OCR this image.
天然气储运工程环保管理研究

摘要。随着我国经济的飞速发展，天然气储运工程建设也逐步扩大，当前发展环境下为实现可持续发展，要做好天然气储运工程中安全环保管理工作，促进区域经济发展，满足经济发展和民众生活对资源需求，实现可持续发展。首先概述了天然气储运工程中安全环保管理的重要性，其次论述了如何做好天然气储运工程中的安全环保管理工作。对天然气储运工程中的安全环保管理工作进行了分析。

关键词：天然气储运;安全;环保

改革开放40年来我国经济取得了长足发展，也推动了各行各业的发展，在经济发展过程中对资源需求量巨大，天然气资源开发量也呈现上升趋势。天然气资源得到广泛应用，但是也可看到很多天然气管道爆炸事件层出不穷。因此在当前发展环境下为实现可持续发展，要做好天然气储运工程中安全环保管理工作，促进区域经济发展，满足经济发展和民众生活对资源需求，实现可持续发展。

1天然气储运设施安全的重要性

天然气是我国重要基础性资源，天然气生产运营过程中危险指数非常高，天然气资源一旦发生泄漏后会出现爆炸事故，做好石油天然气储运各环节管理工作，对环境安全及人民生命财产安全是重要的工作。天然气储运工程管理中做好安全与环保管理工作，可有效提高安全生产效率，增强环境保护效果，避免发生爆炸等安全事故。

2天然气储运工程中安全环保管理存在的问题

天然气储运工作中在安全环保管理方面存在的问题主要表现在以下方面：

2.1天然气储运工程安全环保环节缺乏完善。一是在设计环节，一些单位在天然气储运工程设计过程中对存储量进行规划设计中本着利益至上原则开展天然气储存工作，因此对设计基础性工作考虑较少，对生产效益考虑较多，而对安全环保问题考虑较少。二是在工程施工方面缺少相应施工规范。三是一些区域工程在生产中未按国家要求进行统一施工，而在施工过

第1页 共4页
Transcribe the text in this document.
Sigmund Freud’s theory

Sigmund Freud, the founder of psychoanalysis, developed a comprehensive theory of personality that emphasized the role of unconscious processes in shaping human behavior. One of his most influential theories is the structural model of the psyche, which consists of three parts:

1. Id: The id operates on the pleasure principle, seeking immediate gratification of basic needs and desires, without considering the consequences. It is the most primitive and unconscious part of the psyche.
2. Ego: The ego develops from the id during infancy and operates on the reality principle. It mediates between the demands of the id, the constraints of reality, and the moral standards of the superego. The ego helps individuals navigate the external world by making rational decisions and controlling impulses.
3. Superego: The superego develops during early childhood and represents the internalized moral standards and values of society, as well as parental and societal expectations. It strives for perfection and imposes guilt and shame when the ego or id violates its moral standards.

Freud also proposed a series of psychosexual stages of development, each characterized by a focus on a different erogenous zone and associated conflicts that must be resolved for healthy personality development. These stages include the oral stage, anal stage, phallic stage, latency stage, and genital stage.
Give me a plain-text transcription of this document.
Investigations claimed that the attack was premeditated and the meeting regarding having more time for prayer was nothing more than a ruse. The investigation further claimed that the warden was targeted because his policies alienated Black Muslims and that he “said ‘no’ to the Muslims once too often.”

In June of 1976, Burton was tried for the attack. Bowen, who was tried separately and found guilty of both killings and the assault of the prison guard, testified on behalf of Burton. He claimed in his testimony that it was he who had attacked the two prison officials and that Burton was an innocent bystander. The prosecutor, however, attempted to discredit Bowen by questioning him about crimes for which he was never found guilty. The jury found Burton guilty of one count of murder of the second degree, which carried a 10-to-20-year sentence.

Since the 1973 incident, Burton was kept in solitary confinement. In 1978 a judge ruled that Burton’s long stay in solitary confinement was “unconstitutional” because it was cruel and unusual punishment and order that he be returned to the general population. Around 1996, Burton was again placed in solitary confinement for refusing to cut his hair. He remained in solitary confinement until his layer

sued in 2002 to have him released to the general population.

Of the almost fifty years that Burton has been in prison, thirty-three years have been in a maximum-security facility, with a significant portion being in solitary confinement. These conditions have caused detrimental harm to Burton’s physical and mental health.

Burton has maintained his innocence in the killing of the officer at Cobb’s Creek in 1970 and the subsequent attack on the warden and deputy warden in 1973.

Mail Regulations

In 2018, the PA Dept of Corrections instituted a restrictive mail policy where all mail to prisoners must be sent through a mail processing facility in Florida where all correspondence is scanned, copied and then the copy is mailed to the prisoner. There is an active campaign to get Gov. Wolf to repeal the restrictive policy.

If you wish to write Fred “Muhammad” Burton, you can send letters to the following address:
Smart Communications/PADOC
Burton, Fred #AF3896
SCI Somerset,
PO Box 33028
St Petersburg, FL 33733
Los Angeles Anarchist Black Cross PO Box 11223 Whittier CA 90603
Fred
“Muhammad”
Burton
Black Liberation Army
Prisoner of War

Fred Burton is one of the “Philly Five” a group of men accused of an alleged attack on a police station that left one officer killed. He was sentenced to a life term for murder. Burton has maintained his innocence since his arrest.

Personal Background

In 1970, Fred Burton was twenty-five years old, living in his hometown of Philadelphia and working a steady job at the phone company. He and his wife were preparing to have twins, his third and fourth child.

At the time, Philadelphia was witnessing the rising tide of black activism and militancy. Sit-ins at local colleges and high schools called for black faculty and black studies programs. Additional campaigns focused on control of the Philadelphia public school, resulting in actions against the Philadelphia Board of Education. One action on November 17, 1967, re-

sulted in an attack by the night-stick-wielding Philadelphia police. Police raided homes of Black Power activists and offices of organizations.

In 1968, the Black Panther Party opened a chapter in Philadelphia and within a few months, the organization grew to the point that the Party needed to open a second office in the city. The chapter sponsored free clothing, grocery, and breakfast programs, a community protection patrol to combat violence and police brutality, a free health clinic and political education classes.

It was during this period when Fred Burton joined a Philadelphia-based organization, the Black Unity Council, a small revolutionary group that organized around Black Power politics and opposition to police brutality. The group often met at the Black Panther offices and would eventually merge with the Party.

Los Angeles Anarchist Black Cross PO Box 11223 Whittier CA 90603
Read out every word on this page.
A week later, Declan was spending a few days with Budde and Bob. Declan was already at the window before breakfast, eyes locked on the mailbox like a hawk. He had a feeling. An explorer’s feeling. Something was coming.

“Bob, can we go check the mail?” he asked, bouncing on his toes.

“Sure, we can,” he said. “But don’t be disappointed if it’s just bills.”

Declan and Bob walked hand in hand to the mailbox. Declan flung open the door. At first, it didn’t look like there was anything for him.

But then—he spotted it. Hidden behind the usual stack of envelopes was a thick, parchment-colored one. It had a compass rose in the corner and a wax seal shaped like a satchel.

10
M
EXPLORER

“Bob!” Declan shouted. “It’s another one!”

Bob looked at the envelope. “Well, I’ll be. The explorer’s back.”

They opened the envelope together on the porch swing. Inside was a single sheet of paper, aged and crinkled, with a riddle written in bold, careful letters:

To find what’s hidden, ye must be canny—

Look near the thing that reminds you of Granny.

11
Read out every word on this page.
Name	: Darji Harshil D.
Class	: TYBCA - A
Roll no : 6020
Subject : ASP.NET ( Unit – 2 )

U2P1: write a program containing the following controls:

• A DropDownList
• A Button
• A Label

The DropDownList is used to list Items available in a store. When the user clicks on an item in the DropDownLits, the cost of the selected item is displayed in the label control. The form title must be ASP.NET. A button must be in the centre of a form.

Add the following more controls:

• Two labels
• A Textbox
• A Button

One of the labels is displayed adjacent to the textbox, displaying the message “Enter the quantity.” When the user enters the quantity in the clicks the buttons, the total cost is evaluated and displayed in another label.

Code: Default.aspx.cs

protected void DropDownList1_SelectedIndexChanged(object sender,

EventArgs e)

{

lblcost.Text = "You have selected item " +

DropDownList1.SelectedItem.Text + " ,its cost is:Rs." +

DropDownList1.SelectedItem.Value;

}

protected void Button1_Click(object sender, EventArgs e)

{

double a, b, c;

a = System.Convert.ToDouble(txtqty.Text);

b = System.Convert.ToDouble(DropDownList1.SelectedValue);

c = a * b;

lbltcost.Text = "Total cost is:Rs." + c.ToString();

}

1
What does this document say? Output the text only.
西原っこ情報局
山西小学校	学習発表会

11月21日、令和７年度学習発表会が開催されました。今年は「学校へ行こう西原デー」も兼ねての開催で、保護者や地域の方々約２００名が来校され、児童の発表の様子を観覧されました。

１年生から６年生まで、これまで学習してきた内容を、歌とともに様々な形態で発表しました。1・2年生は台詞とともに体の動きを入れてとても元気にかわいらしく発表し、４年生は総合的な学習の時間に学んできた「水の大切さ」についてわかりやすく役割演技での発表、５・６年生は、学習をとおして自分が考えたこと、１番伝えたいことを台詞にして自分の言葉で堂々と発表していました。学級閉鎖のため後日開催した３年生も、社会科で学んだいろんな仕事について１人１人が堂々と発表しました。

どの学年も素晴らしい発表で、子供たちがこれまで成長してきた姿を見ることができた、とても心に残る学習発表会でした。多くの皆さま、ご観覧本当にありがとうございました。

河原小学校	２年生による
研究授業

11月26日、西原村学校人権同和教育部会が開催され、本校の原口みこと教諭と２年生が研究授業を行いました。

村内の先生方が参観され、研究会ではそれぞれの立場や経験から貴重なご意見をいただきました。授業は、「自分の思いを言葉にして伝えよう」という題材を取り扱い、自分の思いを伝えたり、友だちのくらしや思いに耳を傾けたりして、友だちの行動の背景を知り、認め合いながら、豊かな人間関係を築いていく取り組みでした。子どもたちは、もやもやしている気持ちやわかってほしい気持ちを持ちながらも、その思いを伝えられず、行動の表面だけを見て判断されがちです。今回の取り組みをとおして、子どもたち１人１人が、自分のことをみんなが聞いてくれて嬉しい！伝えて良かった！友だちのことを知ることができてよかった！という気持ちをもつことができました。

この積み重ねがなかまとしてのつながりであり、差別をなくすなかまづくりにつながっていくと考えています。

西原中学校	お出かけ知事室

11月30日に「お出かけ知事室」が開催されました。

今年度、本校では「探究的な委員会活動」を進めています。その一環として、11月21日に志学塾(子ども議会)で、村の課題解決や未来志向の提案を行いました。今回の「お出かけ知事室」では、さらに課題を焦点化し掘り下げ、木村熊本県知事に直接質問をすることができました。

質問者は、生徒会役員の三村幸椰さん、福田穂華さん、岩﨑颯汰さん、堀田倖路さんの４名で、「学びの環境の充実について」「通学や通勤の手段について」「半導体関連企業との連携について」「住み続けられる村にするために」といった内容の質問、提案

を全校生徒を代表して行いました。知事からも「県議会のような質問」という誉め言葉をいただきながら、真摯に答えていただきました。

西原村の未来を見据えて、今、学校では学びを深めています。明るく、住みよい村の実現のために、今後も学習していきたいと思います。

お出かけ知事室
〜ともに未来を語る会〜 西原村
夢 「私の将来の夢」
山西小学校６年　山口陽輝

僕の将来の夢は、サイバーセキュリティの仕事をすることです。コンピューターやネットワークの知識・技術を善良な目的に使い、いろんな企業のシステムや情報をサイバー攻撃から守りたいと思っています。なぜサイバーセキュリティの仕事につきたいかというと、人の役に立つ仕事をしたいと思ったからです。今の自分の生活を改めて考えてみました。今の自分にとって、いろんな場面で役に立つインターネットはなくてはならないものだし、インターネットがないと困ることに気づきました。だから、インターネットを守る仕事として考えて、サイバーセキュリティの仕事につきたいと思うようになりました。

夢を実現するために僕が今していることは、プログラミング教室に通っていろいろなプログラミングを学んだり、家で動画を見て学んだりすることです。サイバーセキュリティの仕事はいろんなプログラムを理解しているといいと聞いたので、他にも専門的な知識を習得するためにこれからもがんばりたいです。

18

_Required task_.
Copy whichever lines in the listing above contain the word "Sigmund".

_Result of the exercise_.
Sigmund Freud’s theory
Sigmund Freud, the founder of psychoanalysis, developed a comprehensive theory of personality that emphasized the role of unconscious processes in shaping human behavior. One of his most influential theories is the structural model of the psyche, which consists of three parts:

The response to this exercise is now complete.